## [TO BE DONE]
Check each line of the material below for "text". Report how many have it, with no other words.

***** RECORDS SUPPLIED

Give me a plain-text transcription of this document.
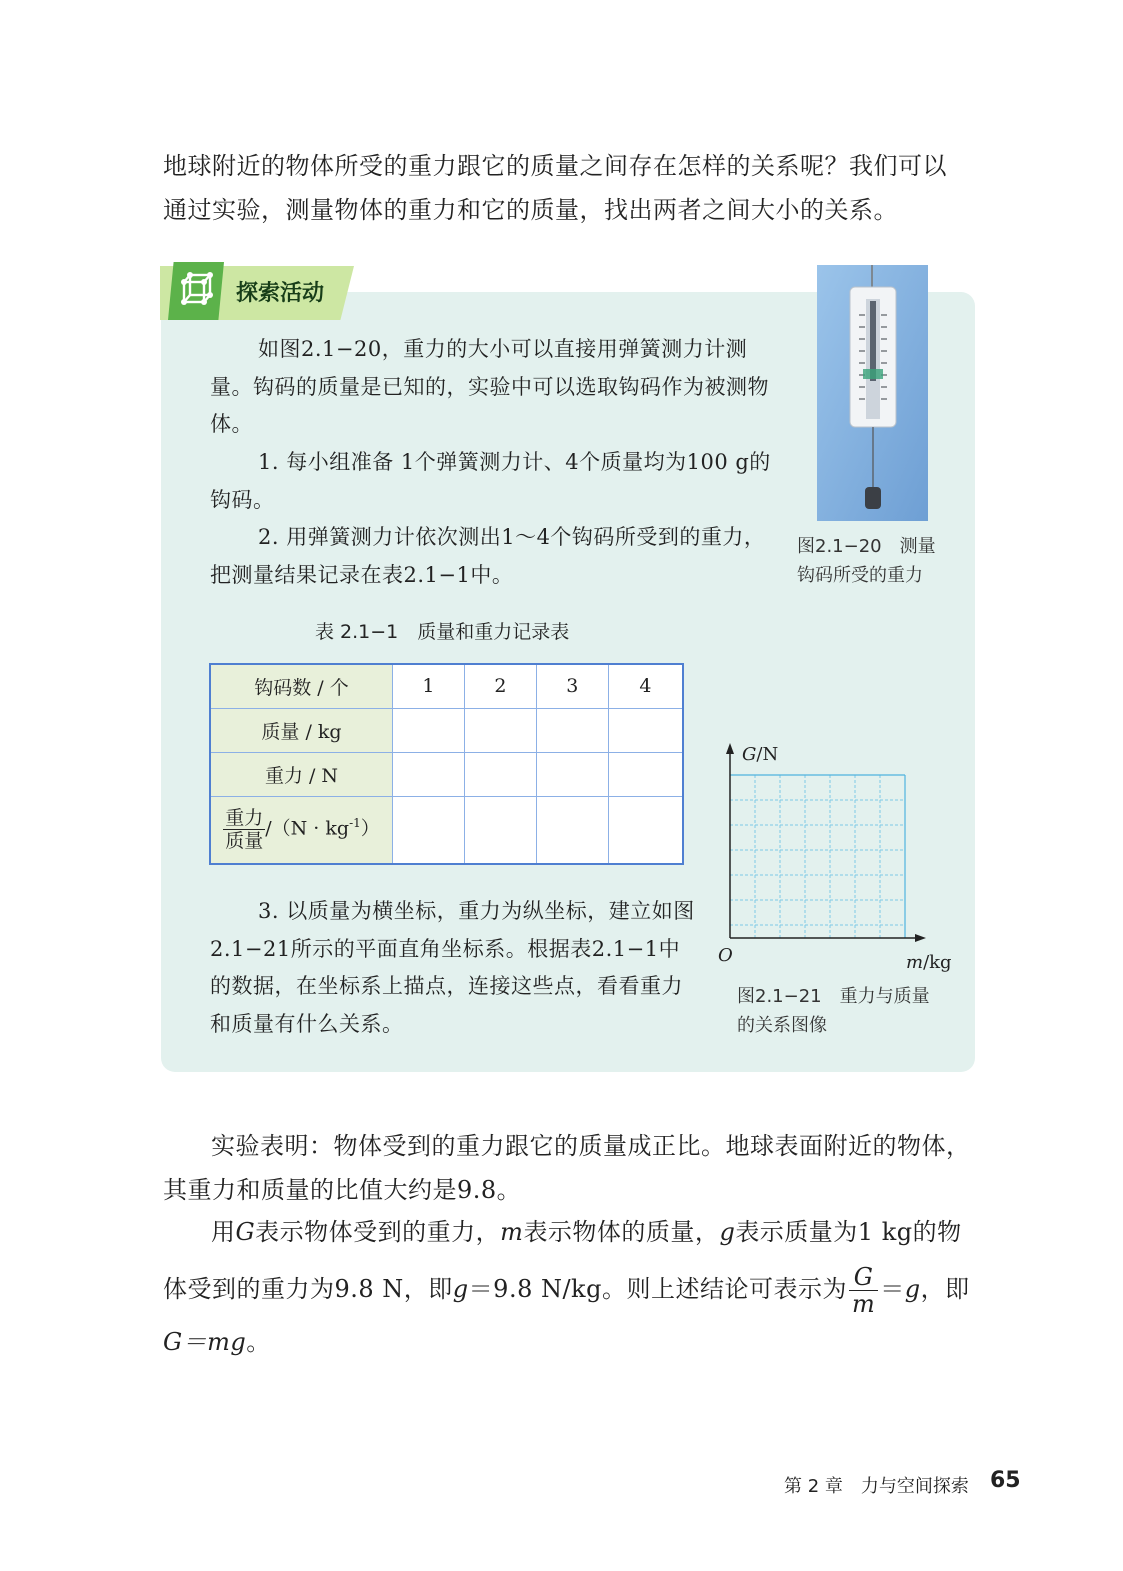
地球附近的物体所受的重力跟它的质量之间存在怎样的关系呢？我们可以

通过实验，测量物体的重力和它的质量，找出两者之间大小的关系。

探索活动

如图2.1−20，重力的大小可以直接用弹簧测力计测量。钩码的质量是已知的，实验中可以选取钩码作为被测物体。

1. 每小组准备 1个弹簧测力计、4个质量均为100 g的钩码。

2. 用弹簧测力计依次测出1～4个钩码所受到的重力，把测量结果记录在表2.1−1中。

图2.1−20　测量
钩码所受的重力
表 2.1−1　质量和重力记录表
钩码数 / 个	1	2	3	4
质量 / kg				
重力 / N				

$\frac{\text{重力}}{\text{质量}} /(N \cdot kg^{-1})$				
G/N
O	m/kg
图2.1−21　重力与质量
的关系图像

3. 以质量为横坐标，重力为纵坐标，建立如图2.1−21所示的平面直角坐标系。根据表2.1−1中的数据，在坐标系上描点，连接这些点，看看重力和质量有什么关系。

实验表明：物体受到的重力跟它的质量成正比。地球表面附近的物体，

其重力和质量的比值大约是9.8。

用G表示物体受到的重力，m表示物体的质量，g表示质量为1 kg的物

体受到的重力为9.8 N，即g＝9.8 N/kg。则上述结论可表示为 $\frac{G}{m} =g$，即

G＝mg。

第 2 章　力与空间探索 65
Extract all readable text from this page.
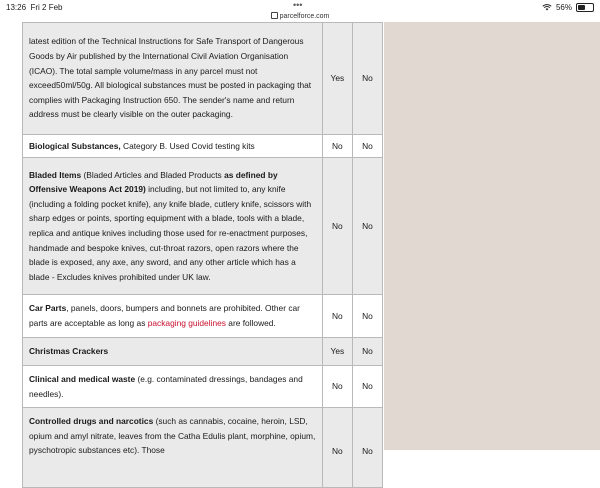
13:26 Fri 2 Feb	•••
parcelforce.com
56%
latest edition of the Technical Instructions for Safe Transport of Dangerous Goods by Air published by the International Civil Aviation Organisation (ICAO). The total sample volume/mass in any parcel must not exceed50ml/50g. All biological substances must be posted in packaging that complies with Packaging Instruction 650. The sender's name and return address must be clearly visible on the outer packaging.	Yes	No
Biological Substances, Category B. Used Covid testing kits	No	No
Bladed Items (Bladed Articles and Bladed Products as defined by Offensive Weapons Act 2019) including, but not limited to, any knife (including a folding pocket knife), any knife blade, cutlery knife, scissors with sharp edges or points, sporting equipment with a blade, tools with a blade, replica and antique knives including those used for re-enactment purposes, handmade and bespoke knives, cut-throat razors, open razors where the blade is exposed, any axe, any sword, and any other article which has a blade - Excludes knives prohibited under UK law.	No	No
Car Parts, panels, doors, bumpers and bonnets are prohibited. Other car parts are acceptable as long as packaging guidelines are followed.	No	No
Christmas Crackers	Yes	No
Clinical and medical waste (e.g. contaminated dressings, bandages and needles).	No	No
Controlled drugs and narcotics (such as cannabis, cocaine, heroin, LSD, opium and amyl nitrate, leaves from the Catha Edulis plant, morphine, opium, pyschotropic substances etc). Those	No	No
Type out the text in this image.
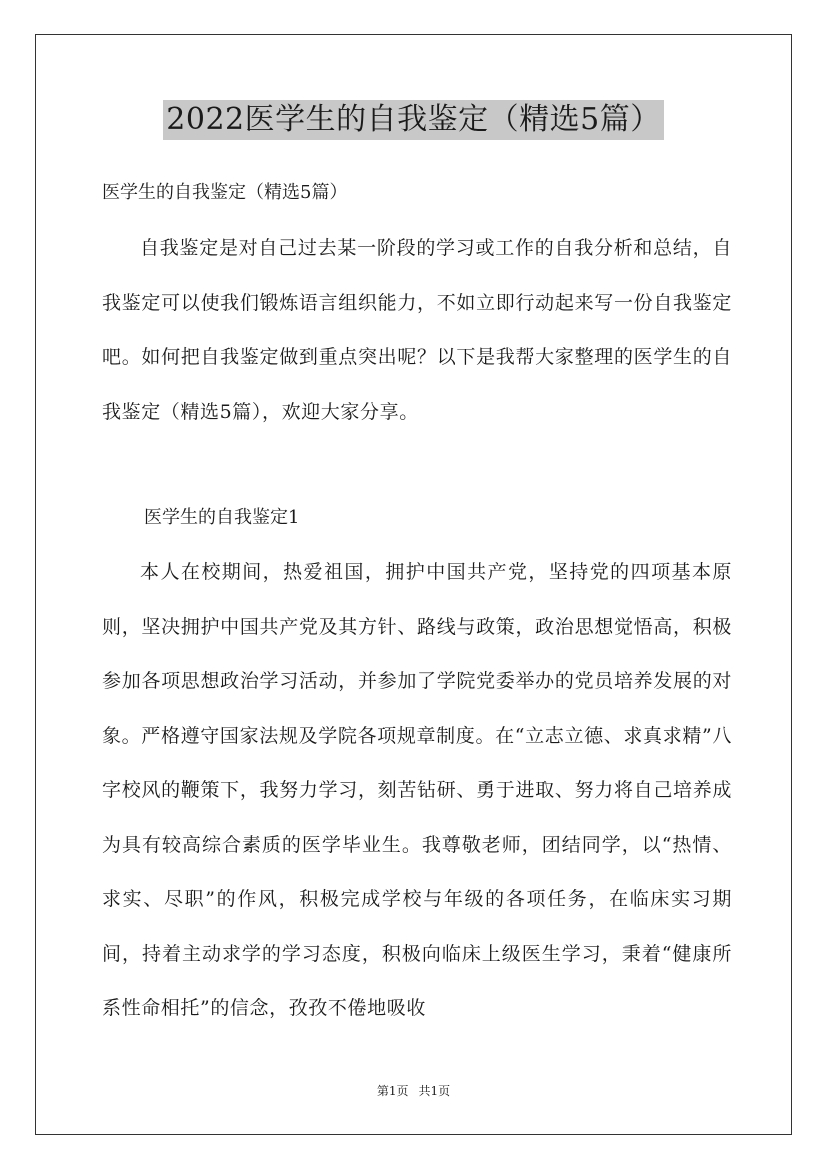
2022医学生的自我鉴定（精选5篇）
医学生的自我鉴定（精选5篇）

自我鉴定是对自己过去某一阶段的学习或工作的自我分析和总结，自我鉴定可以使我们锻炼语言组织能力，不如立即行动起来写一份自我鉴定吧。如何把自我鉴定做到重点突出呢？以下是我帮大家整理的医学生的自我鉴定（精选5篇），欢迎大家分享。

医学生的自我鉴定1

本人在校期间，热爱祖国，拥护中国共产党，坚持党的四项基本原则，坚决拥护中国共产党及其方针、路线与政策，政治思想觉悟高，积极参加各项思想政治学习活动，并参加了学院党委举办的党员培养发展的对象。严格遵守国家法规及学院各项规章制度。在“立志立德、求真求精”八字校风的鞭策下，我努力学习，刻苦钻研、勇于进取、努力将自己培养成为具有较高综合素质的医学毕业生。我尊敬老师，团结同学，以“热情、求实、尽职”的作风，积极完成学校与年级的各项任务，在临床实习期间，持着主动求学的学习态度，积极向临床上级医生学习，秉着“健康所系性命相托”的信念，孜孜不倦地吸收

第1页 共1页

**********

## [ANSWER TO THIS EXERCISE]
4